» DOCUMENT EXCERPT:
────────────────────

Establishment of a murine asthma exacerbation model by combining OVA exposure with either RSV or influenza infection

Background: Asthma exacerbations are characterized by a sudden decrease in lung function associated with increased inflammation in the lung and enhanced numbers of eosinophils, lymphocytes and neutrophils. Patients often need to take oral steroids and are hospitalized. . Respiratory infections particularly viral infections are a leading cause for the escalating inflammation and impairment in lung function. Aim: Develop a murine asthma exacerbation model which depicts hallmarks of the human disease by combining OVA exposure, inducing an allergen-specific Th2 response with either Respiratory syncytial Virus (RSV) or Influenza virus infections. Methods: BALB/c mice were sensitized with ovalbumin on day 0, 14 and 21 followed by two challenges with ovalbumin aerosol on day 26 and 27. The infection with RSV was performed either on day 21 (single infection) or on day 17 and 27 or 21 and 27 (re-infection). The infection with Influenza Virus was performed on day 25.Mice were sacrificed on day 28. Results: OVA exposure and single RSV infection did not lead to enhanced AHR or eosinophilic or neutrophilic inflammation. In the RSV re-infection model increased neutrophilic inflammation was observed, which did not lead to enhanced AHR. Combining OVA exposure with Influenza infection lead to eosinophilic and neutrophilic inflammation and enhanced AHR. Conclusion: Only the Influenza infection/OVA exposure model was able to mimic the human asthma exacerbation phenotype consisting of increased AHR and increased airway inflammation.

────────────────────

» SUPPLIED ENTRIES:
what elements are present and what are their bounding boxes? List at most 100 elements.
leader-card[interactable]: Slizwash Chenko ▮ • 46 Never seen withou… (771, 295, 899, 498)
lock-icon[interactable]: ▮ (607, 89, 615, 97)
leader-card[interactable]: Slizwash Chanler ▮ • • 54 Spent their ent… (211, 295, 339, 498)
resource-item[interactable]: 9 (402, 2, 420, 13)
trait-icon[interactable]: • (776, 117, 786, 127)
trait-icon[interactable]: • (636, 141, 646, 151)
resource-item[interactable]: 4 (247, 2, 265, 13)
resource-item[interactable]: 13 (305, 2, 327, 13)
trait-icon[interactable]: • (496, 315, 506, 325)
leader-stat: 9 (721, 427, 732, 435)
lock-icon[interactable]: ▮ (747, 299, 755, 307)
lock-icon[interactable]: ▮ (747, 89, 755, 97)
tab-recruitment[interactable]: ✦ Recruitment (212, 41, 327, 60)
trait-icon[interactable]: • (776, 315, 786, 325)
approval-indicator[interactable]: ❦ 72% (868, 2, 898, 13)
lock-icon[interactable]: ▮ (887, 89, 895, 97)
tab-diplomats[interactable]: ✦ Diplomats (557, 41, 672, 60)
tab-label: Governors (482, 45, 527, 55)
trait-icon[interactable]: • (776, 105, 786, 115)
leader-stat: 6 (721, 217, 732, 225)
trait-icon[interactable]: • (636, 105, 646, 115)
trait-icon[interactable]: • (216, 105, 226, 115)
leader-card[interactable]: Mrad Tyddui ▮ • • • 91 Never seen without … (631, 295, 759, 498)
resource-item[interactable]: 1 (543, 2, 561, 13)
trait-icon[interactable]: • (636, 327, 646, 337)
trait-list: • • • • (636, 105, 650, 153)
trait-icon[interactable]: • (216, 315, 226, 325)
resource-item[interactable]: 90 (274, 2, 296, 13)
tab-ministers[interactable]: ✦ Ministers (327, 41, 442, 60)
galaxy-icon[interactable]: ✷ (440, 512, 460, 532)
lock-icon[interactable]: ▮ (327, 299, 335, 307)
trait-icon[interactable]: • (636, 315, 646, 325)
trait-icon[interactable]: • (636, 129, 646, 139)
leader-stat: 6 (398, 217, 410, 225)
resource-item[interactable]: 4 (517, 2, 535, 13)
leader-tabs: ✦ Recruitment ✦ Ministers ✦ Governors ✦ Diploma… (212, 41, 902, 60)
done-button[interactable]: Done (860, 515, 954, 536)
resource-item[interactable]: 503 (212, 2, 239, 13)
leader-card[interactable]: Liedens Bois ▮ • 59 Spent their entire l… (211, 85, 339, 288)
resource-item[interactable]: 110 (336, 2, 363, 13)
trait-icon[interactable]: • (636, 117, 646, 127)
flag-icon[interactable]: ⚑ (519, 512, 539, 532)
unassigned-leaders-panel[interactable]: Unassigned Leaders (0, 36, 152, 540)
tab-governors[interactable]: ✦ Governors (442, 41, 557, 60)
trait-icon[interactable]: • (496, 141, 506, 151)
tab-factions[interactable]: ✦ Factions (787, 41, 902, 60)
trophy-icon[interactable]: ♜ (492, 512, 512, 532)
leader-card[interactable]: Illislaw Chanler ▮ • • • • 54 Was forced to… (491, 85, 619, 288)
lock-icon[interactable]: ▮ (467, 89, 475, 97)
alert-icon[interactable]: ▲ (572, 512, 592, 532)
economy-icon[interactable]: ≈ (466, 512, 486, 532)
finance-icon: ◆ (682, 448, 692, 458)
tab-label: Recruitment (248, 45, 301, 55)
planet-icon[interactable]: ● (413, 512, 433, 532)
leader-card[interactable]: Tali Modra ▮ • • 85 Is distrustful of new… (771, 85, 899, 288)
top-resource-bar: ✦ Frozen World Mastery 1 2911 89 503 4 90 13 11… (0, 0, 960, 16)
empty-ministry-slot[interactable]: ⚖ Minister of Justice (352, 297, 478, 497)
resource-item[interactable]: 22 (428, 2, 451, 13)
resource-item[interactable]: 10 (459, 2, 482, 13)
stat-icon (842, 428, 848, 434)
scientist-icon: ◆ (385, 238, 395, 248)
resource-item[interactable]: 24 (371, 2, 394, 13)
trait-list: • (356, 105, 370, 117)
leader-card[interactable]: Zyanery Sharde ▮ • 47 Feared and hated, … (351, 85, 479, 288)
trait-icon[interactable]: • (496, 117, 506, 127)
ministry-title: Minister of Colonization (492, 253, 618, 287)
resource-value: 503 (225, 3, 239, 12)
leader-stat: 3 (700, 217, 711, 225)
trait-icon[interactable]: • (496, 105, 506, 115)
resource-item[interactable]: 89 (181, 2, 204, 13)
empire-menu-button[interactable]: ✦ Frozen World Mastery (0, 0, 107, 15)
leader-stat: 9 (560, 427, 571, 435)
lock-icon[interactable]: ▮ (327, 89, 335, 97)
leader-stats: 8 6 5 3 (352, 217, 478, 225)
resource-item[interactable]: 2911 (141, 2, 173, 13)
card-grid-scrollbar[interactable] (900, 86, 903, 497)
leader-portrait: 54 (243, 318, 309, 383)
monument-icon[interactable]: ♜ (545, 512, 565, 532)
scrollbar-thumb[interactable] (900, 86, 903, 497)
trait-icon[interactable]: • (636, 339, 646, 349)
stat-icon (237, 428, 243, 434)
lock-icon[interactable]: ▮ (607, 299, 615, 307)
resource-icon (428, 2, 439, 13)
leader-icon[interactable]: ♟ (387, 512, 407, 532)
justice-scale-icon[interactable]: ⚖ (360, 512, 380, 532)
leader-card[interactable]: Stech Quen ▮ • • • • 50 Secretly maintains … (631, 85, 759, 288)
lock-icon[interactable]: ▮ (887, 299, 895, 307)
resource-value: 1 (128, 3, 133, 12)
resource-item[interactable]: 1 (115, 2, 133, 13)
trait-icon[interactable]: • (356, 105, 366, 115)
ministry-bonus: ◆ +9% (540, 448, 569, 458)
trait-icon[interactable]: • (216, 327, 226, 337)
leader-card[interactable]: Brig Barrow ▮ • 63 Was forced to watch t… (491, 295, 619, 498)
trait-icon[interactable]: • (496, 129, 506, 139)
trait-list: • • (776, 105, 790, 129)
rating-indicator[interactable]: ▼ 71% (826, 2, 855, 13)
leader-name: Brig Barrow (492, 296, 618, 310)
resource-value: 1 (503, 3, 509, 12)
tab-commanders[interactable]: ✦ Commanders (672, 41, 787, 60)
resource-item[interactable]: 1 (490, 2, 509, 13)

────────────────────

» PROBLEM STATEMENT:
For each statement below, say whether it agrees with the abstract on the murine asthma exacerbation model, and quote the words from that abstract that decide it.
(a) The mice were sacrificed on day 28.
(b) Combining OVA exposure with a single RSV infection led to enhanced AHR.
(c) The influenza virus infection was performed on day 25.

» WRITTEN ANSWER:
(a) Yes: "Mice were sacrificed on day 28."
(b) No: "OVA exposure and single RSV infection did not lead to enhanced AHR or eosinophilic or neutrophilic inflammation."
(c) Yes: "The infection with Influenza Virus was performed on day 25"